> Set task
Make an exact copy of the entries below with the pictures removed.

━━━━━━━━━━━━━━━━━━━━━━━━━━━━━━

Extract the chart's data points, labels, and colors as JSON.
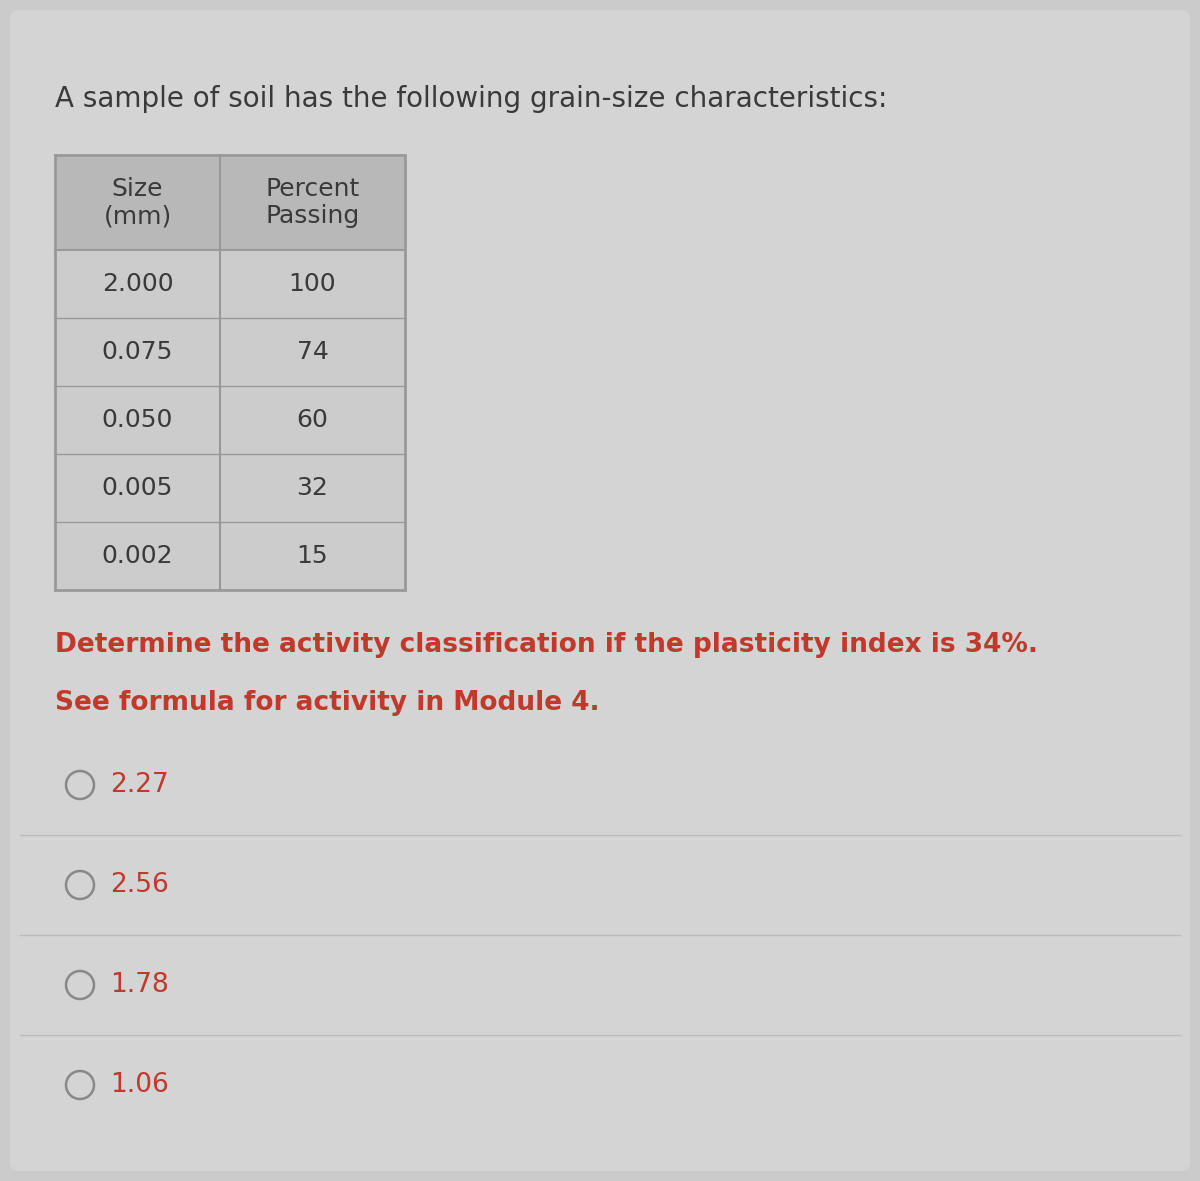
{
  "title": "A sample of soil has the following grain-size characteristics:",
  "title_fontsize": 20,
  "title_color": "#3a3a3a",
  "table_headers_line1": [
    "Size",
    "Percent"
  ],
  "table_headers_line2": [
    "(mm)",
    "Passing"
  ],
  "table_data": [
    [
      "2.000",
      "100"
    ],
    [
      "0.075",
      "74"
    ],
    [
      "0.050",
      "60"
    ],
    [
      "0.005",
      "32"
    ],
    [
      "0.002",
      "15"
    ]
  ],
  "question_line1": "Determine the activity classification if the plasticity index is 34%.",
  "question_line2": "See formula for activity in Module 4.",
  "question_color": "#c0392b",
  "question_fontsize": 19,
  "options": [
    "2.27",
    "2.56",
    "1.78",
    "1.06"
  ],
  "option_fontsize": 19,
  "option_color": "#c0392b",
  "background_color": "#cbcbcb",
  "card_color": "#d4d4d4",
  "table_header_bg": "#b8b8b8",
  "table_row_bg": "#cccccc",
  "table_line_color": "#999999",
  "table_header_fontsize": 18,
  "table_data_fontsize": 18,
  "separator_color": "#bbbbbb"
}
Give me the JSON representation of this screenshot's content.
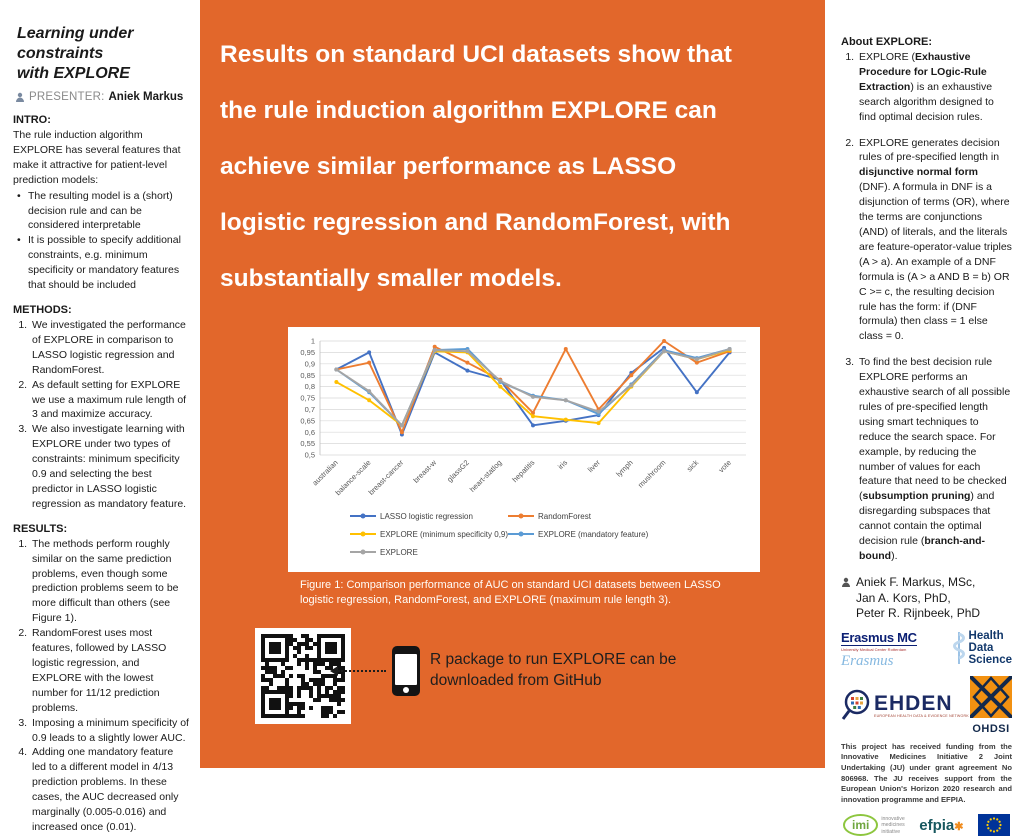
{
  "colors": {
    "poster_orange": "#e2672b",
    "series_blue": "#4472c4",
    "series_orange": "#ed7d31",
    "series_yellow": "#ffc000",
    "series_lightblue": "#5b9bd5",
    "series_gray": "#a5a5a5",
    "gridline": "#d9d9d9"
  },
  "left": {
    "title_line1": "Learning under constraints",
    "title_line2": "with EXPLORE",
    "presenter_label": "PRESENTER:",
    "presenter_name": "Aniek Markus",
    "intro_heading": "INTRO:",
    "intro_text": "The rule induction algorithm EXPLORE has several features that make it attractive for patient-level prediction models:",
    "intro_bullets": [
      "The resulting model is a (short) decision rule and can be considered interpretable",
      "It is possible to specify additional constraints, e.g. minimum specificity or mandatory features that should be included"
    ],
    "methods_heading": "METHODS:",
    "methods_items": [
      "We investigated the performance of EXPLORE in comparison to LASSO logistic regression and RandomForest.",
      "As default setting for EXPLORE we use a maximum rule length of 3 and maximize accuracy.",
      "We also investigate learning with EXPLORE under two types of constraints: minimum specificity 0.9 and selecting the best predictor in LASSO logistic regression as mandatory feature."
    ],
    "results_heading": "RESULTS:",
    "results_items": [
      "The methods perform roughly similar on the same prediction problems, even though some prediction problems seem to be more difficult than others (see Figure 1).",
      "RandomForest uses most features, followed by LASSO logistic regression, and EXPLORE with the lowest number for 11/12 prediction problems.",
      "Imposing a minimum specificity of 0.9 leads to a slightly lower AUC.",
      "Adding one mandatory feature led to a different model in 4/13 prediction problems. In these cases, the AUC decreased only marginally (0.005-0.016) and increased once (0.01)."
    ]
  },
  "center": {
    "headline_lines": [
      "Results on standard UCI datasets show that",
      "the rule induction algorithm EXPLORE can",
      "achieve similar performance as LASSO",
      "logistic regression and RandomForest, with",
      "substantially smaller models."
    ],
    "figure_caption": "Figure 1: Comparison performance of AUC on standard UCI datasets between LASSO logistic regression, RandomForest, and EXPLORE (maximum rule length 3).",
    "qr_note": "R package to run EXPLORE can be downloaded from GitHub"
  },
  "right": {
    "about_heading": "About EXPLORE:",
    "about_items": [
      "EXPLORE (**Exhaustive Procedure for LOgic-Rule Extraction**) is an exhaustive search algorithm designed to find optimal decision rules.",
      "EXPLORE generates decision rules of pre-specified length in **disjunctive normal form** (DNF). A formula in DNF is a disjunction of terms (OR), where the terms are conjunctions (AND) of literals, and the literals are feature-operator-value triples (A > a). An example of a DNF formula is (A > a AND B = b) OR C >= c, the resulting decision rule has the form: if (DNF formula) then class = 1 else class = 0.",
      "To find the best decision rule EXPLORE performs an exhaustive search of all possible rules of pre-specified length using smart techniques to reduce the search space. For example, by reducing the number of values for each feature that need to be checked (**subsumption pruning**) and disregarding subspaces that cannot contain the optimal decision rule (**branch-and-bound**)."
    ],
    "authors": [
      "Aniek F. Markus, MSc,",
      "Jan A. Kors, PhD,",
      "Peter R. Rijnbeek, PhD"
    ],
    "funding_text": "This project has received funding from the Innovative Medicines Initiative 2 Joint Undertaking (JU) under grant agreement No 806968. The JU receives support from the European Union's Horizon 2020 research and innovation programme and EFPIA.",
    "logos": {
      "erasmus_title": "Erasmus MC",
      "erasmus_sub": "University Medical Center Rotterdam",
      "erasmus_signature": "Erasmus",
      "hds_lines": [
        "Health",
        "Data",
        "Science"
      ],
      "ehden_title": "EHDEN",
      "ehden_sub": "EUROPEAN HEALTH DATA & EVIDENCE NETWORK",
      "ohdsi_title": "OHDSI",
      "imi_title": "imi",
      "imi_sub_lines": [
        "innovative",
        "medicines",
        "initiative"
      ],
      "efpia_title": "efpia"
    }
  },
  "chart_data": {
    "type": "line",
    "title": "",
    "xlabel": "",
    "ylabel": "",
    "ylim": [
      0.5,
      1.0
    ],
    "ytick_labels_top_to_bottom": [
      "1",
      "0,95",
      "0,9",
      "0,85",
      "0,8",
      "0,75",
      "0,7",
      "0,65",
      "0,6",
      "0,55",
      "0,5"
    ],
    "grid": true,
    "legend_position": "bottom",
    "categories": [
      "australian",
      "balance-scale",
      "breast-cancer",
      "breast-w",
      "glassG2",
      "heart-statlog",
      "hepatitis",
      "iris",
      "liver",
      "lymph",
      "mushroom",
      "sick",
      "vote"
    ],
    "series": [
      {
        "name": "LASSO logistic regression",
        "color": "#4472c4",
        "values": [
          0.875,
          0.95,
          0.59,
          0.95,
          0.87,
          0.83,
          0.63,
          0.65,
          0.675,
          0.86,
          0.97,
          0.775,
          0.95
        ]
      },
      {
        "name": "RandomForest",
        "color": "#ed7d31",
        "values": [
          0.875,
          0.905,
          0.6,
          0.975,
          0.905,
          0.83,
          0.685,
          0.965,
          0.7,
          0.85,
          1.0,
          0.905,
          0.955
        ]
      },
      {
        "name": "EXPLORE (minimum specificity 0,9)",
        "color": "#ffc000",
        "values": [
          0.82,
          0.74,
          0.63,
          0.955,
          0.95,
          0.8,
          0.67,
          0.655,
          0.64,
          0.8,
          0.955,
          0.92,
          0.96
        ]
      },
      {
        "name": "EXPLORE (mandatory feature)",
        "color": "#5b9bd5",
        "values": [
          0.875,
          0.775,
          0.63,
          0.96,
          0.965,
          0.82,
          0.76,
          0.74,
          0.68,
          0.81,
          0.96,
          0.925,
          0.965
        ]
      },
      {
        "name": "EXPLORE",
        "color": "#a5a5a5",
        "values": [
          0.875,
          0.78,
          0.63,
          0.96,
          0.955,
          0.825,
          0.755,
          0.74,
          0.69,
          0.805,
          0.955,
          0.92,
          0.965
        ]
      }
    ]
  }
}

━━━━━━━━━━━━━━━━━━━━━━━━━━━━━━

> Worked solution
Extract the chart's data points, labels, and colors as JSON.
{
  "title": "A sample of soil has the following grain-size characteristics:",
  "title_fontsize": 20,
  "title_color": "#3a3a3a",
  "table_headers_line1": [
    "Size",
    "Percent"
  ],
  "table_headers_line2": [
    "(mm)",
    "Passing"
  ],
  "table_data": [
    [
      "2.000",
      "100"
    ],
    [
      "0.075",
      "74"
    ],
    [
      "0.050",
      "60"
    ],
    [
      "0.005",
      "32"
    ],
    [
      "0.002",
      "15"
    ]
  ],
  "question_line1": "Determine the activity classification if the plasticity index is 34%.",
  "question_line2": "See formula for activity in Module 4.",
  "question_color": "#c0392b",
  "question_fontsize": 19,
  "options": [
    "2.27",
    "2.56",
    "1.78",
    "1.06"
  ],
  "option_fontsize": 19,
  "option_color": "#c0392b",
  "background_color": "#cbcbcb",
  "card_color": "#d4d4d4",
  "table_header_bg": "#b8b8b8",
  "table_row_bg": "#cccccc",
  "table_line_color": "#999999",
  "table_header_fontsize": 18,
  "table_data_fontsize": 18,
  "separator_color": "#bbbbbb"
}
Give me the JSON representation of this screenshot's content.
{
  "colors": {
    "poster_orange": "#e2672b",
    "series_blue": "#4472c4",
    "series_orange": "#ed7d31",
    "series_yellow": "#ffc000",
    "series_lightblue": "#5b9bd5",
    "series_gray": "#a5a5a5",
    "gridline": "#d9d9d9"
  },
  "left": {
    "title_line1": "Learning under constraints",
    "title_line2": "with EXPLORE",
    "presenter_label": "PRESENTER:",
    "presenter_name": "Aniek Markus",
    "intro_heading": "INTRO:",
    "intro_text": "The rule induction algorithm EXPLORE has several features that make it attractive for patient-level prediction models:",
    "intro_bullets": [
      "The resulting model is a (short) decision rule and can be considered interpretable",
      "It is possible to specify additional constraints, e.g. minimum specificity or mandatory features that should be included"
    ],
    "methods_heading": "METHODS:",
    "methods_items": [
      "We investigated the performance of EXPLORE in comparison to LASSO logistic regression and RandomForest.",
      "As default setting for EXPLORE we use a maximum rule length of 3 and maximize accuracy.",
      "We also investigate learning with EXPLORE under two types of constraints: minimum specificity 0.9 and selecting the best predictor in LASSO logistic regression as mandatory feature."
    ],
    "results_heading": "RESULTS:",
    "results_items": [
      "The methods perform roughly similar on the same prediction problems, even though some prediction problems seem to be more difficult than others (see Figure 1).",
      "RandomForest uses most features, followed by LASSO logistic regression, and EXPLORE with the lowest number for 11/12 prediction problems.",
      "Imposing a minimum specificity of 0.9 leads to a slightly lower AUC.",
      "Adding one mandatory feature led to a different model in 4/13 prediction problems. In these cases, the AUC decreased only marginally (0.005-0.016) and increased once (0.01)."
    ]
  },
  "center": {
    "headline_lines": [
      "Results on standard UCI datasets show that",
      "the rule induction algorithm EXPLORE can",
      "achieve similar performance as LASSO",
      "logistic regression and RandomForest, with",
      "substantially smaller models."
    ],
    "figure_caption": "Figure 1: Comparison performance of AUC on standard UCI datasets between LASSO logistic regression, RandomForest, and EXPLORE (maximum rule length 3).",
    "qr_note": "R package to run EXPLORE can be downloaded from GitHub"
  },
  "right": {
    "about_heading": "About EXPLORE:",
    "about_items": [
      "EXPLORE (**Exhaustive Procedure for LOgic-Rule Extraction**) is an exhaustive search algorithm designed to find optimal decision rules.",
      "EXPLORE generates decision rules of pre-specified length in **disjunctive normal form** (DNF). A formula in DNF is a disjunction of terms (OR), where the terms are conjunctions (AND) of literals, and the literals are feature-operator-value triples (A > a). An example of a DNF formula is (A > a AND B = b) OR C >= c, the resulting decision rule has the form: if (DNF formula) then class = 1 else class = 0.",
      "To find the best decision rule EXPLORE performs an exhaustive search of all possible rules of pre-specified length using smart techniques to reduce the search space. For example, by reducing the number of values for each feature that need to be checked (**subsumption pruning**) and disregarding subspaces that cannot contain the optimal decision rule (**branch-and-bound**)."
    ],
    "authors": [
      "Aniek F. Markus, MSc,",
      "Jan A. Kors, PhD,",
      "Peter R. Rijnbeek, PhD"
    ],
    "funding_text": "This project has received funding from the Innovative Medicines Initiative 2 Joint Undertaking (JU) under grant agreement No 806968. The JU receives support from the European Union's Horizon 2020 research and innovation programme and EFPIA.",
    "logos": {
      "erasmus_title": "Erasmus MC",
      "erasmus_sub": "University Medical Center Rotterdam",
      "erasmus_signature": "Erasmus",
      "hds_lines": [
        "Health",
        "Data",
        "Science"
      ],
      "ehden_title": "EHDEN",
      "ehden_sub": "EUROPEAN HEALTH DATA & EVIDENCE NETWORK",
      "ohdsi_title": "OHDSI",
      "imi_title": "imi",
      "imi_sub_lines": [
        "innovative",
        "medicines",
        "initiative"
      ],
      "efpia_title": "efpia"
    }
  },
  "chart_data": {
    "type": "line",
    "title": "",
    "xlabel": "",
    "ylabel": "",
    "ylim": [
      0.5,
      1.0
    ],
    "ytick_labels_top_to_bottom": [
      "1",
      "0,95",
      "0,9",
      "0,85",
      "0,8",
      "0,75",
      "0,7",
      "0,65",
      "0,6",
      "0,55",
      "0,5"
    ],
    "grid": true,
    "legend_position": "bottom",
    "categories": [
      "australian",
      "balance-scale",
      "breast-cancer",
      "breast-w",
      "glassG2",
      "heart-statlog",
      "hepatitis",
      "iris",
      "liver",
      "lymph",
      "mushroom",
      "sick",
      "vote"
    ],
    "series": [
      {
        "name": "LASSO logistic regression",
        "color": "#4472c4",
        "values": [
          0.875,
          0.95,
          0.59,
          0.95,
          0.87,
          0.83,
          0.63,
          0.65,
          0.675,
          0.86,
          0.97,
          0.775,
          0.95
        ]
      },
      {
        "name": "RandomForest",
        "color": "#ed7d31",
        "values": [
          0.875,
          0.905,
          0.6,
          0.975,
          0.905,
          0.83,
          0.685,
          0.965,
          0.7,
          0.85,
          1.0,
          0.905,
          0.955
        ]
      },
      {
        "name": "EXPLORE (minimum specificity 0,9)",
        "color": "#ffc000",
        "values": [
          0.82,
          0.74,
          0.63,
          0.955,
          0.95,
          0.8,
          0.67,
          0.655,
          0.64,
          0.8,
          0.955,
          0.92,
          0.96
        ]
      },
      {
        "name": "EXPLORE (mandatory feature)",
        "color": "#5b9bd5",
        "values": [
          0.875,
          0.775,
          0.63,
          0.96,
          0.965,
          0.82,
          0.76,
          0.74,
          0.68,
          0.81,
          0.96,
          0.925,
          0.965
        ]
      },
      {
        "name": "EXPLORE",
        "color": "#a5a5a5",
        "values": [
          0.875,
          0.78,
          0.63,
          0.96,
          0.955,
          0.825,
          0.755,
          0.74,
          0.69,
          0.805,
          0.955,
          0.92,
          0.965
        ]
      }
    ]
  }
}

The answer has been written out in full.